Task directions - The entries below should be given again exactly, minus their pictures.

Stored data -
★ ★ ★

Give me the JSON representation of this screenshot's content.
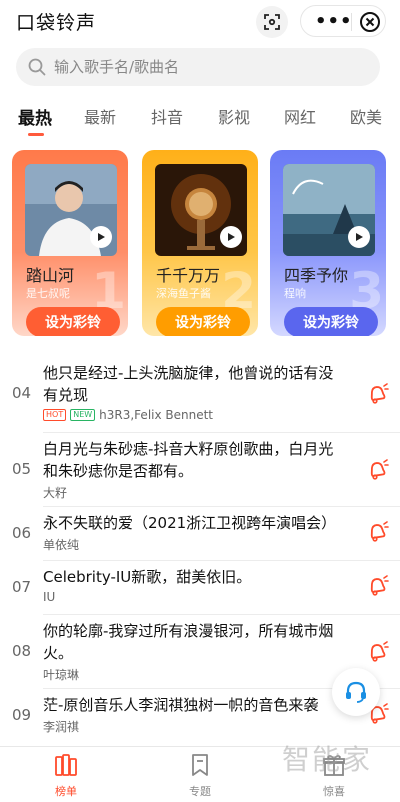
{
  "header": {
    "title": "口袋铃声"
  },
  "search": {
    "placeholder": "输入歌手名/歌曲名"
  },
  "tabs": [
    {
      "label": "最热",
      "active": true
    },
    {
      "label": "最新"
    },
    {
      "label": "抖音"
    },
    {
      "label": "影视"
    },
    {
      "label": "网红"
    },
    {
      "label": "欧美"
    }
  ],
  "featured": [
    {
      "rank": "1",
      "title": "踏山河",
      "artist": "是七叔呢",
      "button": "设为彩铃"
    },
    {
      "rank": "2",
      "title": "千千万万",
      "artist": "深海鱼子酱",
      "button": "设为彩铃"
    },
    {
      "rank": "3",
      "title": "四季予你",
      "artist": "程响",
      "button": "设为彩铃"
    }
  ],
  "songs": [
    {
      "rank": "04",
      "title": "他只是经过-上头洗脑旋律，他曾说的话有没有兑现",
      "artist": "h3R3,Felix Bennett",
      "badges": [
        "HOT",
        "NEW"
      ]
    },
    {
      "rank": "05",
      "title": "白月光与朱砂痣-抖音大籽原创歌曲，白月光和朱砂痣你是否都有。",
      "artist": "大籽"
    },
    {
      "rank": "06",
      "title": "永不失联的爱（2021浙江卫视跨年演唱会）",
      "artist": "单依纯"
    },
    {
      "rank": "07",
      "title": "Celebrity-IU新歌，甜美依旧。",
      "artist": "IU"
    },
    {
      "rank": "08",
      "title": "你的轮廓-我穿过所有浪漫银河，所有城市烟火。",
      "artist": "叶琼琳"
    },
    {
      "rank": "09",
      "title": "茫-原创音乐人李润祺独树一帜的音色来袭",
      "artist": "李润祺"
    }
  ],
  "bottom_nav": [
    {
      "label": "榜单",
      "active": true
    },
    {
      "label": "专题"
    },
    {
      "label": "惊喜"
    }
  ],
  "watermark": "智能家",
  "colors": {
    "accent": "#ff5a3c",
    "card1": "#ff7a4a",
    "card2": "#ffb019",
    "card3": "#6a7bf5"
  }
}
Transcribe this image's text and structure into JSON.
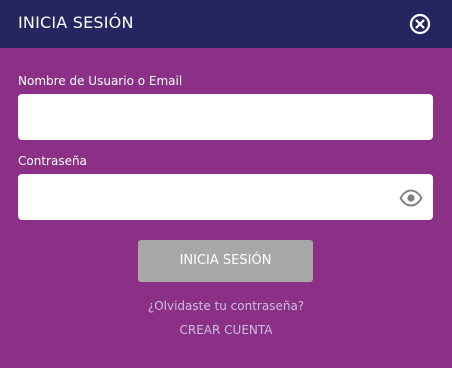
{
  "header": {
    "title": "INICIA SESIÓN",
    "close_icon": "close-circle-icon"
  },
  "form": {
    "username": {
      "label": "Nombre de Usuario o Email",
      "value": "",
      "placeholder": ""
    },
    "password": {
      "label": "Contraseña",
      "value": "",
      "placeholder": "",
      "toggle_icon": "eye-icon"
    },
    "submit_label": "INICIA SESIÓN"
  },
  "links": {
    "forgot_password": "¿Olvidaste tu contraseña?",
    "create_account": "CREAR CUENTA"
  },
  "colors": {
    "background": "#8b2f87",
    "header": "#25265f",
    "button_disabled": "#a9a6a8",
    "link": "#c9bfe0"
  }
}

★ ★ ★

Worked solution -
Give me the JSON representation of this screenshot's content.
{
  "header": {
    "title": "口袋铃声"
  },
  "search": {
    "placeholder": "输入歌手名/歌曲名"
  },
  "tabs": [
    {
      "label": "最热",
      "active": true
    },
    {
      "label": "最新"
    },
    {
      "label": "抖音"
    },
    {
      "label": "影视"
    },
    {
      "label": "网红"
    },
    {
      "label": "欧美"
    }
  ],
  "featured": [
    {
      "rank": "1",
      "title": "踏山河",
      "artist": "是七叔呢",
      "button": "设为彩铃"
    },
    {
      "rank": "2",
      "title": "千千万万",
      "artist": "深海鱼子酱",
      "button": "设为彩铃"
    },
    {
      "rank": "3",
      "title": "四季予你",
      "artist": "程响",
      "button": "设为彩铃"
    }
  ],
  "songs": [
    {
      "rank": "04",
      "title": "他只是经过-上头洗脑旋律，他曾说的话有没有兑现",
      "artist": "h3R3,Felix Bennett",
      "badges": [
        "HOT",
        "NEW"
      ]
    },
    {
      "rank": "05",
      "title": "白月光与朱砂痣-抖音大籽原创歌曲，白月光和朱砂痣你是否都有。",
      "artist": "大籽"
    },
    {
      "rank": "06",
      "title": "永不失联的爱（2021浙江卫视跨年演唱会）",
      "artist": "单依纯"
    },
    {
      "rank": "07",
      "title": "Celebrity-IU新歌，甜美依旧。",
      "artist": "IU"
    },
    {
      "rank": "08",
      "title": "你的轮廓-我穿过所有浪漫银河，所有城市烟火。",
      "artist": "叶琼琳"
    },
    {
      "rank": "09",
      "title": "茫-原创音乐人李润祺独树一帜的音色来袭",
      "artist": "李润祺"
    }
  ],
  "bottom_nav": [
    {
      "label": "榜单",
      "active": true
    },
    {
      "label": "专题"
    },
    {
      "label": "惊喜"
    }
  ],
  "watermark": "智能家",
  "colors": {
    "accent": "#ff5a3c",
    "card1": "#ff7a4a",
    "card2": "#ffb019",
    "card3": "#6a7bf5"
  }
}
Transcribe this image's text and structure into JSON.
{
  "header": {
    "title": "INICIA SESIÓN",
    "close_icon": "close-circle-icon"
  },
  "form": {
    "username": {
      "label": "Nombre de Usuario o Email",
      "value": "",
      "placeholder": ""
    },
    "password": {
      "label": "Contraseña",
      "value": "",
      "placeholder": "",
      "toggle_icon": "eye-icon"
    },
    "submit_label": "INICIA SESIÓN"
  },
  "links": {
    "forgot_password": "¿Olvidaste tu contraseña?",
    "create_account": "CREAR CUENTA"
  },
  "colors": {
    "background": "#8b2f87",
    "header": "#25265f",
    "button_disabled": "#a9a6a8",
    "link": "#c9bfe0"
  }
}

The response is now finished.